• **TO DO**:
Copy out the data exactly, leaving the pictures behind.

═══ RECORDED INFORMATION

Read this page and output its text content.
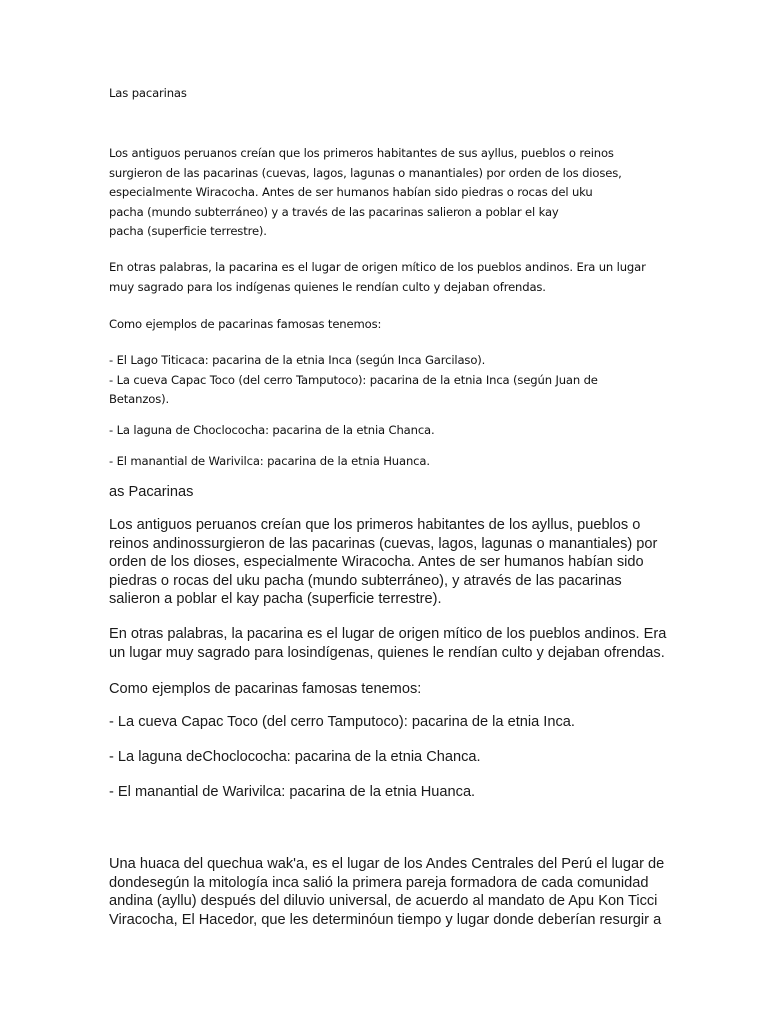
Las pacarinas

Los antiguos peruanos creían que los primeros habitantes de sus ayllus, pueblos o reinos
surgieron de las pacarinas (cuevas, lagos, lagunas o manantiales) por orden de los dioses,
especialmente Wiracocha. Antes de ser humanos habían sido piedras o rocas del uku
pacha (mundo subterráneo) y a través de las pacarinas salieron a poblar el kay
pacha (superficie terrestre).

En otras palabras, la pacarina es el lugar de origen mítico de los pueblos andinos. Era un lugar
muy sagrado para los indígenas quienes le rendían culto y dejaban ofrendas.

Como ejemplos de pacarinas famosas tenemos:

- El Lago Titicaca: pacarina de la etnia Inca (según Inca Garcilaso).
- La cueva Capac Toco (del cerro Tamputoco): pacarina de la etnia Inca (según Juan de
Betanzos).

- La laguna de Choclococha: pacarina de la etnia Chanca.

- El manantial de Warivilca: pacarina de la etnia Huanca.

as Pacarinas

Los antiguos peruanos creían que los primeros habitantes de los ayllus, pueblos o
reinos andinossurgieron de las pacarinas (cuevas, lagos, lagunas o manantiales) por
orden de los dioses, especialmente Wiracocha. Antes de ser humanos habían sido
piedras o rocas del uku pacha (mundo subterráneo), y através de las pacarinas
salieron a poblar el kay pacha (superficie terrestre).

En otras palabras, la pacarina es el lugar de origen mítico de los pueblos andinos. Era
un lugar muy sagrado para losindígenas, quienes le rendían culto y dejaban ofrendas.

Como ejemplos de pacarinas famosas tenemos:

- La cueva Capac Toco (del cerro Tamputoco): pacarina de la etnia Inca.

- La laguna deChoclococha: pacarina de la etnia Chanca.

- El manantial de Warivilca: pacarina de la etnia Huanca.

Una huaca del quechua wak'a, es el lugar de los Andes Centrales del Perú el lugar de
dondesegún la mitología inca salió la primera pareja formadora de cada comunidad
andina (ayllu) después del diluvio universal, de acuerdo al mandato de Apu Kon Ticci
Viracocha, El Hacedor, que les determinóun tiempo y lugar donde deberían resurgir a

══════

• **SOLUTION FOR THIS EXERCISE**:
Read this page and output its text content.
Las pacarinas

Los antiguos peruanos creían que los primeros habitantes de sus ayllus, pueblos o reinos
surgieron de las pacarinas (cuevas, lagos, lagunas o manantiales) por orden de los dioses,
especialmente Wiracocha. Antes de ser humanos habían sido piedras o rocas del uku
pacha (mundo subterráneo) y a través de las pacarinas salieron a poblar el kay
pacha (superficie terrestre).

En otras palabras, la pacarina es el lugar de origen mítico de los pueblos andinos. Era un lugar
muy sagrado para los indígenas quienes le rendían culto y dejaban ofrendas.

Como ejemplos de pacarinas famosas tenemos:

- El Lago Titicaca: pacarina de la etnia Inca (según Inca Garcilaso).
- La cueva Capac Toco (del cerro Tamputoco): pacarina de la etnia Inca (según Juan de
Betanzos).

- La laguna de Choclococha: pacarina de la etnia Chanca.

- El manantial de Warivilca: pacarina de la etnia Huanca.

as Pacarinas

Los antiguos peruanos creían que los primeros habitantes de los ayllus, pueblos o
reinos andinossurgieron de las pacarinas (cuevas, lagos, lagunas o manantiales) por
orden de los dioses, especialmente Wiracocha. Antes de ser humanos habían sido
piedras o rocas del uku pacha (mundo subterráneo), y através de las pacarinas
salieron a poblar el kay pacha (superficie terrestre).

En otras palabras, la pacarina es el lugar de origen mítico de los pueblos andinos. Era
un lugar muy sagrado para losindígenas, quienes le rendían culto y dejaban ofrendas.

Como ejemplos de pacarinas famosas tenemos:

- La cueva Capac Toco (del cerro Tamputoco): pacarina de la etnia Inca.

- La laguna deChoclococha: pacarina de la etnia Chanca.

- El manantial de Warivilca: pacarina de la etnia Huanca.

Una huaca del quechua wak'a, es el lugar de los Andes Centrales del Perú el lugar de
dondesegún la mitología inca salió la primera pareja formadora de cada comunidad
andina (ayllu) después del diluvio universal, de acuerdo al mandato de Apu Kon Ticci
Viracocha, El Hacedor, que les determinóun tiempo y lugar donde deberían resurgir a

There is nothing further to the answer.